* **Goal of the exercise**: Search the listing for the string "JSON" and copy every line that contains it.

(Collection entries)

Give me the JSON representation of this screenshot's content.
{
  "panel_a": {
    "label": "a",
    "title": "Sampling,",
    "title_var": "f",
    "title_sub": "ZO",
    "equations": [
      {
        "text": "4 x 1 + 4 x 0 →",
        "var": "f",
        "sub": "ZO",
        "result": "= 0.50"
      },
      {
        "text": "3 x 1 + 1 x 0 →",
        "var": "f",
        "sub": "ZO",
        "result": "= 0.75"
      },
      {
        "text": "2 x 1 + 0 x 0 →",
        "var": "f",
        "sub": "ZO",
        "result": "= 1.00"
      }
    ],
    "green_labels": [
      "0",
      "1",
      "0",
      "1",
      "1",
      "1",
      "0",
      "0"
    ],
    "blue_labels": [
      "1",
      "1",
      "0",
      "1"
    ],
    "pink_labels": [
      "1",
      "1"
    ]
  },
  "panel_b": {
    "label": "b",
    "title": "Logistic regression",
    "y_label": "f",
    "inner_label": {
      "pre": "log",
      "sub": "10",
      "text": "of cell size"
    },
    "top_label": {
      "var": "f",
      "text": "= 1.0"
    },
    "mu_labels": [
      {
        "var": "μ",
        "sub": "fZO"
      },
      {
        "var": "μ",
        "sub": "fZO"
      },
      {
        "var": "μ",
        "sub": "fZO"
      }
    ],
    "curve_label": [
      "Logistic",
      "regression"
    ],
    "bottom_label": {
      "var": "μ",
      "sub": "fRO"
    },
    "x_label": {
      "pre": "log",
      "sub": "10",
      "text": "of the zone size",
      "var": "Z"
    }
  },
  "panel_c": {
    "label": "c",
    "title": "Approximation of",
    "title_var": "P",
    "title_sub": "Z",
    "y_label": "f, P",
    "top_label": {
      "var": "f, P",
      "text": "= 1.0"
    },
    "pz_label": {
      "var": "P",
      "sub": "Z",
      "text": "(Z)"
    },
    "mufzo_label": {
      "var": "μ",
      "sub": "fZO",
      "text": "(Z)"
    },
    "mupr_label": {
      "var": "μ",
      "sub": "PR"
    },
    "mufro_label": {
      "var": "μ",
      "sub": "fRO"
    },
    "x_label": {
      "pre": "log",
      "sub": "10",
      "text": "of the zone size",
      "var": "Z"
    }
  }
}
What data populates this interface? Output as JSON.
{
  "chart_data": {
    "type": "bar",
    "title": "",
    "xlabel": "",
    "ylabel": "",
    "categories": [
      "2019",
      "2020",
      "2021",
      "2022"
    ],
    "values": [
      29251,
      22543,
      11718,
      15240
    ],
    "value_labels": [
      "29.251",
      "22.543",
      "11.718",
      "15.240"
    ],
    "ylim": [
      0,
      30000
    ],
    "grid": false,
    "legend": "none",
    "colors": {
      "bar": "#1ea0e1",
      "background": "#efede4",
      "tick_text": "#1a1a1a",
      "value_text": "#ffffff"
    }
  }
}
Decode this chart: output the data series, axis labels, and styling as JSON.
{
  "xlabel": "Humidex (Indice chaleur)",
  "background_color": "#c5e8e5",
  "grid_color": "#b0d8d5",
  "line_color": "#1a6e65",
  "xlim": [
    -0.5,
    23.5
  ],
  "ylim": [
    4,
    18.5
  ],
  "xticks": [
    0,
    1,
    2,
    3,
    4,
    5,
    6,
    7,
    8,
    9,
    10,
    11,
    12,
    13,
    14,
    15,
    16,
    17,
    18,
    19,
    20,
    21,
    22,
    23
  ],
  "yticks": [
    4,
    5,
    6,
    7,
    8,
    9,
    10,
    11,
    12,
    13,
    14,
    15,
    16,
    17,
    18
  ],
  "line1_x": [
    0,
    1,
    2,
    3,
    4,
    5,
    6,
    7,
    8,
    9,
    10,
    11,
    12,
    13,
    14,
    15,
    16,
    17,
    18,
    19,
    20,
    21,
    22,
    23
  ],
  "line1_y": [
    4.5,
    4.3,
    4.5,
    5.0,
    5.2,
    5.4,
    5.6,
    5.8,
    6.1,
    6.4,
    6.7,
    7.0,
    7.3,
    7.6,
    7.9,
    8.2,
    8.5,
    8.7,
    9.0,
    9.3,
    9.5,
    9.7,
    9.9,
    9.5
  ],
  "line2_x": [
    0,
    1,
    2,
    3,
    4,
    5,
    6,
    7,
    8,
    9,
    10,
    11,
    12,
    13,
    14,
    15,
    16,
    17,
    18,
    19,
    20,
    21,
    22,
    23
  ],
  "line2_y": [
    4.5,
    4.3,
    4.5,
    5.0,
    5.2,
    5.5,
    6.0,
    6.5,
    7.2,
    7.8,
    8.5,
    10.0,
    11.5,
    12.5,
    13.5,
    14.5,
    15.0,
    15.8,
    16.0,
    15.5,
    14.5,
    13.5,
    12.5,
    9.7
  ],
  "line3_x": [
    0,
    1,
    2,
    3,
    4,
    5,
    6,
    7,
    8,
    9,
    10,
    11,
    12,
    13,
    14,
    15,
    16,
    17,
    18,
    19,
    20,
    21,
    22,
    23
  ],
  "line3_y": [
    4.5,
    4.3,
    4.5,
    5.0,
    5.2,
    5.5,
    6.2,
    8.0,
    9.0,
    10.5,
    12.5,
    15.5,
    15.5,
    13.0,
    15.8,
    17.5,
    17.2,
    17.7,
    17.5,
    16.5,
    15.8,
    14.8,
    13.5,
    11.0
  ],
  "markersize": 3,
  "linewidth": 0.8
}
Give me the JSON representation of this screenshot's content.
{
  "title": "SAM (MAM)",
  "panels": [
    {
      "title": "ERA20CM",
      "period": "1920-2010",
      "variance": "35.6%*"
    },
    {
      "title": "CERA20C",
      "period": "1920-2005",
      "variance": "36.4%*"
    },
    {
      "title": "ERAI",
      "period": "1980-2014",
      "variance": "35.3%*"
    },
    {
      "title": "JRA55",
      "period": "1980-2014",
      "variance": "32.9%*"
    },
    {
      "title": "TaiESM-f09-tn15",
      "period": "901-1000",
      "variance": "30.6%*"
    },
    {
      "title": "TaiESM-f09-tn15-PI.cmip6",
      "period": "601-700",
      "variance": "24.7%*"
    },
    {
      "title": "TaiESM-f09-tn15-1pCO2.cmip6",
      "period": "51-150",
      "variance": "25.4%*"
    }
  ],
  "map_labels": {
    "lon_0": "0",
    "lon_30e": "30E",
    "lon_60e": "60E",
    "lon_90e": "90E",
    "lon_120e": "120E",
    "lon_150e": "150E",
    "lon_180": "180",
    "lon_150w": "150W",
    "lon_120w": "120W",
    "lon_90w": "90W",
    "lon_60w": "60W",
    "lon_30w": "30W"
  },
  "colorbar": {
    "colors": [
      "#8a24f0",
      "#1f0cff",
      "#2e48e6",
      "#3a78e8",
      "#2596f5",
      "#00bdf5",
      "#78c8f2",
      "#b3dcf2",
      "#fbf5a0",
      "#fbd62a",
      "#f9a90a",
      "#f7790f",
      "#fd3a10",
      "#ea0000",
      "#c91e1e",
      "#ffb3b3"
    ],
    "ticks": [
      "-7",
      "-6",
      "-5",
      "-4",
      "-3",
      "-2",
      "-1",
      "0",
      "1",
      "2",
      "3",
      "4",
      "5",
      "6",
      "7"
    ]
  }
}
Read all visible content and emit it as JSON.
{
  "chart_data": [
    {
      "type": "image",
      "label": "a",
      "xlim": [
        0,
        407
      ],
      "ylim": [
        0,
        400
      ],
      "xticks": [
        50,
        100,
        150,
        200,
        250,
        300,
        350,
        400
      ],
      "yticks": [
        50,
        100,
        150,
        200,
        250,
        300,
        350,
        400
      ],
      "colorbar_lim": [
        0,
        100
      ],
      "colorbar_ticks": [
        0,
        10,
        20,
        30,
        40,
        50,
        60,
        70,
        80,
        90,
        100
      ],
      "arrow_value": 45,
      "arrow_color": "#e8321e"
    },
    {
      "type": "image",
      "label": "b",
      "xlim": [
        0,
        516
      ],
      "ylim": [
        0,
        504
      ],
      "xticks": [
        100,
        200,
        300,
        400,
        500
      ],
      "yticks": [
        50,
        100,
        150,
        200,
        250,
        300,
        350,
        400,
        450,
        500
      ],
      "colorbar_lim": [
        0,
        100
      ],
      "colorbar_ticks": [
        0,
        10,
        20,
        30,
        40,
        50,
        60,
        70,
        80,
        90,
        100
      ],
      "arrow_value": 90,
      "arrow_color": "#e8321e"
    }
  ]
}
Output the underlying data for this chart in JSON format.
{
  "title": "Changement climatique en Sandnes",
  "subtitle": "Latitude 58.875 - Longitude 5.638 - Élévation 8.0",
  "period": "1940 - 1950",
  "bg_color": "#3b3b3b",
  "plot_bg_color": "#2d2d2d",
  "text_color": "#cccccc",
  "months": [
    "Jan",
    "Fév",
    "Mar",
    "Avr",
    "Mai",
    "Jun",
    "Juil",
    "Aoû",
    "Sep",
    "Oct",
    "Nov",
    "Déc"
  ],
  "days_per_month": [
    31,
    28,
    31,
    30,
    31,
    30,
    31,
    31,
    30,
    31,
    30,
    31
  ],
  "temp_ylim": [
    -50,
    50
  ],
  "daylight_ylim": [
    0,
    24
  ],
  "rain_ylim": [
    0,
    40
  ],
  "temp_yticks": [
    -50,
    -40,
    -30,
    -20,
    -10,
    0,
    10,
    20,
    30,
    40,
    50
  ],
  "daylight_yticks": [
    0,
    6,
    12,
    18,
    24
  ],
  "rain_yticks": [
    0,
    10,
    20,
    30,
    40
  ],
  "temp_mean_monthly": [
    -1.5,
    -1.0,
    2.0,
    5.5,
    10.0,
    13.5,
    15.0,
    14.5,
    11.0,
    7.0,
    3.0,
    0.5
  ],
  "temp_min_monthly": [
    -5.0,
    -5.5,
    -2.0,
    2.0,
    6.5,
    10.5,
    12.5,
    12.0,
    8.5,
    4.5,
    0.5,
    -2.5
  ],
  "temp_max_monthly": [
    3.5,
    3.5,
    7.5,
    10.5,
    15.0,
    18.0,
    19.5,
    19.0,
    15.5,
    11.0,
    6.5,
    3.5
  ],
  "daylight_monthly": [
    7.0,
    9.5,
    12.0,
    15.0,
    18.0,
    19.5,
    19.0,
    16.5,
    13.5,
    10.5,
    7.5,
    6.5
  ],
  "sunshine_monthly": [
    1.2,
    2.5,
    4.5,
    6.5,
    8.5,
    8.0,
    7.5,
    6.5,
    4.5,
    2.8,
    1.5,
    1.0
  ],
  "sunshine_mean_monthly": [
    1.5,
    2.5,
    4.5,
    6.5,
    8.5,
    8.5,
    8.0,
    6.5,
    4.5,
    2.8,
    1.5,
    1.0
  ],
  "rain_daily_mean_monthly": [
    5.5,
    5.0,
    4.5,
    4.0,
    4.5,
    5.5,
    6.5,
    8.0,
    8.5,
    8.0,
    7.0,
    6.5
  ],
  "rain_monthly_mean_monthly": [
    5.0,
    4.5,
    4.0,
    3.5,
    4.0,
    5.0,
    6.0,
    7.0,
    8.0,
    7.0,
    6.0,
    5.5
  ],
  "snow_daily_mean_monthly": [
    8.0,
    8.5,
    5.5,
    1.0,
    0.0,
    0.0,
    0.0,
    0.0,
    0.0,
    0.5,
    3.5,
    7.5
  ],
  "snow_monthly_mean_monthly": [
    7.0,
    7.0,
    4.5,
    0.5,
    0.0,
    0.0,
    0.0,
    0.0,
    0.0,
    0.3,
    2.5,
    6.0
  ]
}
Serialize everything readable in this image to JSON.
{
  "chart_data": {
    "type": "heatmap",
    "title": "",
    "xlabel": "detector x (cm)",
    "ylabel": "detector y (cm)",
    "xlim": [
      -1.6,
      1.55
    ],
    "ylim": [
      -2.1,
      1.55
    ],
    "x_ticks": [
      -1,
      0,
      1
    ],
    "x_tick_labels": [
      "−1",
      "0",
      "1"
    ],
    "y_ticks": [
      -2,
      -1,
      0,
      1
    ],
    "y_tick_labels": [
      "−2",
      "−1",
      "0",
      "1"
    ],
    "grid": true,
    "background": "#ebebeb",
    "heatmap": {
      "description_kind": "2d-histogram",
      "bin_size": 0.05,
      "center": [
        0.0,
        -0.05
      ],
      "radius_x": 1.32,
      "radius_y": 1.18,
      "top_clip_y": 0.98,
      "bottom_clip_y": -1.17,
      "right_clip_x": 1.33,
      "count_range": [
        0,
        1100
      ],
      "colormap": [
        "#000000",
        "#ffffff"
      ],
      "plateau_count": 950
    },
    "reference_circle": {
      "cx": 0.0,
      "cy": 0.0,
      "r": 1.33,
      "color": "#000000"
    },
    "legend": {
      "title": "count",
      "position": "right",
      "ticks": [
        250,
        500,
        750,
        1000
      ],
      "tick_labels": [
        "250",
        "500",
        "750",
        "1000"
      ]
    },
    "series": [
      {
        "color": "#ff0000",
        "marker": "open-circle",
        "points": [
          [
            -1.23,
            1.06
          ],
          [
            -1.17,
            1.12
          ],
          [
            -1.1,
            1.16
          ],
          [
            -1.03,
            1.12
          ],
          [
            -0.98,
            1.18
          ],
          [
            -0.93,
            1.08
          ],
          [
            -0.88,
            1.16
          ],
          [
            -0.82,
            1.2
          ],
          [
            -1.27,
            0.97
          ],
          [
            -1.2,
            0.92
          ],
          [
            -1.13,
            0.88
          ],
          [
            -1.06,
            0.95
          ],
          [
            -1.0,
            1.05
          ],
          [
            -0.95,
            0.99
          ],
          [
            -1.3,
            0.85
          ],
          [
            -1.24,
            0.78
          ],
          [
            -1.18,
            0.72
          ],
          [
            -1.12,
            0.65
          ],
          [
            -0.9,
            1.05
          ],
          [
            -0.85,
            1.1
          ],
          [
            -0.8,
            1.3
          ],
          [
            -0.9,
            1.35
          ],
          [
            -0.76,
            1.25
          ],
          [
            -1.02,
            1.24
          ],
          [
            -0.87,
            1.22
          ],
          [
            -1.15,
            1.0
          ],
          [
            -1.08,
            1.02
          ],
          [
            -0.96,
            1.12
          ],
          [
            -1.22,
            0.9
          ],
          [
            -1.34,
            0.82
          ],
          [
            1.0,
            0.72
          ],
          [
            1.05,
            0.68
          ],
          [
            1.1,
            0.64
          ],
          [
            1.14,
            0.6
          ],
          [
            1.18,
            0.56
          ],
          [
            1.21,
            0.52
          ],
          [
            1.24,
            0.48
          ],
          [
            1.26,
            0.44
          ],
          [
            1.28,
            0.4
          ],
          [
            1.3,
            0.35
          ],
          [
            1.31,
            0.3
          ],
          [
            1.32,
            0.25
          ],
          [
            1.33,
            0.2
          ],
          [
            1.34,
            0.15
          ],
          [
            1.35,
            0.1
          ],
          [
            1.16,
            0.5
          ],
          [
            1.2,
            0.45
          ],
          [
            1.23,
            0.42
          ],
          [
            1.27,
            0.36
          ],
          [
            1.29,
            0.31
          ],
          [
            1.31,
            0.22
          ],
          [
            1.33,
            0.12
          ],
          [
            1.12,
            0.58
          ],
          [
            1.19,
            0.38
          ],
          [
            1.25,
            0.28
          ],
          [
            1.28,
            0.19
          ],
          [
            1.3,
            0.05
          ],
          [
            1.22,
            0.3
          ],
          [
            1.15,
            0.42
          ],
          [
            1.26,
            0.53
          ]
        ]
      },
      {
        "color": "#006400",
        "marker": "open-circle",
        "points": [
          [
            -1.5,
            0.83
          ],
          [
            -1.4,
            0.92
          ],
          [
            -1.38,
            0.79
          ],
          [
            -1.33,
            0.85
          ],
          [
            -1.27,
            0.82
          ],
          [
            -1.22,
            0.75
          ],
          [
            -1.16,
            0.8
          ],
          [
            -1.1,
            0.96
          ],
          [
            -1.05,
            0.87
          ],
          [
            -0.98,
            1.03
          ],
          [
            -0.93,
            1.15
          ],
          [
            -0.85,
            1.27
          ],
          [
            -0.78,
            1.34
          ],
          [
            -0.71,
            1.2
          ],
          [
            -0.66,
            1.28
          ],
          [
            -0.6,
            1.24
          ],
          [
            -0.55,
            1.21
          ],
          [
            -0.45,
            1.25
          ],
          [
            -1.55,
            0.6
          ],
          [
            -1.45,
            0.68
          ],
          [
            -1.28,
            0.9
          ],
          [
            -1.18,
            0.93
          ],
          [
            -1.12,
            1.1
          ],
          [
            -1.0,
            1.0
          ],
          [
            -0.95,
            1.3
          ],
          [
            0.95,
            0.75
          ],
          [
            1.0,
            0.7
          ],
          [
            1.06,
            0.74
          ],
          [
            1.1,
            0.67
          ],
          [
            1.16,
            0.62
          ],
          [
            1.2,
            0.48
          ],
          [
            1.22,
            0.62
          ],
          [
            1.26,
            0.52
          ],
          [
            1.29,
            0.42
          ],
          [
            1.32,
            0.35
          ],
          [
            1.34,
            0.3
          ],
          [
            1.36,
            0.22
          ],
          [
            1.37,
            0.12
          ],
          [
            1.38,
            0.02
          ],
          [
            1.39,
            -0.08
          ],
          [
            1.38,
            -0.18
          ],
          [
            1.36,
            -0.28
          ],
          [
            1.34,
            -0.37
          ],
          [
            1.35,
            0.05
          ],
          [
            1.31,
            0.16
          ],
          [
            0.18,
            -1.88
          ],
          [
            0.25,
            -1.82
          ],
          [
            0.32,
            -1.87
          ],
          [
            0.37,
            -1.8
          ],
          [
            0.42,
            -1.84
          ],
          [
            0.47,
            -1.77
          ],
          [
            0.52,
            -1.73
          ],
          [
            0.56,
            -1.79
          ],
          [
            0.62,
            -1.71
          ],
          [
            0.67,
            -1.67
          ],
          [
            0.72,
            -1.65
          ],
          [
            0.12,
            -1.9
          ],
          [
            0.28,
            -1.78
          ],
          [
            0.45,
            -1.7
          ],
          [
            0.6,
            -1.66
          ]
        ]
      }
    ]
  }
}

* **Complete response**:
Give me the JSON representation of this screenshot's content.
What data populates this interface? Output as JSON.
Decode this chart: output the data series, axis labels, and styling as JSON.
Give me the JSON representation of this screenshot's content.
Read all visible content and emit it as JSON.
Output the underlying data for this chart in JSON format.
Serialize everything readable in this image to JSON.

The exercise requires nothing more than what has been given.